— REQUIRED TASK —
Restate each of the lines given below, word for word.

(Collected data)
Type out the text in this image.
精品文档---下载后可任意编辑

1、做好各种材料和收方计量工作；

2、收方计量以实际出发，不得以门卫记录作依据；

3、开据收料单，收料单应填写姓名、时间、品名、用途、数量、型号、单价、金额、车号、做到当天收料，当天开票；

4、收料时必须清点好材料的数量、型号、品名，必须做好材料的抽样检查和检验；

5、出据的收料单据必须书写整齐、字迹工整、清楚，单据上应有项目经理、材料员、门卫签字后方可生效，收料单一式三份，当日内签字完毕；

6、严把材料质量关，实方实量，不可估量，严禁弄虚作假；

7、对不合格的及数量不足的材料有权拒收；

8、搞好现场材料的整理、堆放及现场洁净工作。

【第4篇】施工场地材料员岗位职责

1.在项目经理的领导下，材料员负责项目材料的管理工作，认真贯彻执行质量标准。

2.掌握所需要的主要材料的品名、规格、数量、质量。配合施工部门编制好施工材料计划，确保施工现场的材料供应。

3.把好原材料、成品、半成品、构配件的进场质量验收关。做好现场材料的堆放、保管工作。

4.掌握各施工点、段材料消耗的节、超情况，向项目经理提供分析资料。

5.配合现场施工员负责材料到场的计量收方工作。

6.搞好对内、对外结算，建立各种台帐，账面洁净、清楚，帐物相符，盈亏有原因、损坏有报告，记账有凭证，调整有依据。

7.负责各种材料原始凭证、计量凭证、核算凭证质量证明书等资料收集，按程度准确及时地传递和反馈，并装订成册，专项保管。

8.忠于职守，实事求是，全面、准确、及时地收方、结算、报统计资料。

— WRITTEN SOLUTION —
Type out the text in this image.
精品文档---下载后可任意编辑

1、做好各种材料和收方计量工作；

2、收方计量以实际出发，不得以门卫记录作依据；

3、开据收料单，收料单应填写姓名、时间、品名、用途、数量、型号、单价、金额、车号、做到当天收料，当天开票；

4、收料时必须清点好材料的数量、型号、品名，必须做好材料的抽样检查和检验；

5、出据的收料单据必须书写整齐、字迹工整、清楚，单据上应有项目经理、材料员、门卫签字后方可生效，收料单一式三份，当日内签字完毕；

6、严把材料质量关，实方实量，不可估量，严禁弄虚作假；

7、对不合格的及数量不足的材料有权拒收；

8、搞好现场材料的整理、堆放及现场洁净工作。

【第4篇】施工场地材料员岗位职责

1.在项目经理的领导下，材料员负责项目材料的管理工作，认真贯彻执行质量标准。

2.掌握所需要的主要材料的品名、规格、数量、质量。配合施工部门编制好施工材料计划，确保施工现场的材料供应。

3.把好原材料、成品、半成品、构配件的进场质量验收关。做好现场材料的堆放、保管工作。

4.掌握各施工点、段材料消耗的节、超情况，向项目经理提供分析资料。

5.配合现场施工员负责材料到场的计量收方工作。

6.搞好对内、对外结算，建立各种台帐，账面洁净、清楚，帐物相符，盈亏有原因、损坏有报告，记账有凭证，调整有依据。

7.负责各种材料原始凭证、计量凭证、核算凭证质量证明书等资料收集，按程度准确及时地传递和反馈，并装订成册，专项保管。

8.忠于职守，实事求是，全面、准确、及时地收方、结算、报统计资料。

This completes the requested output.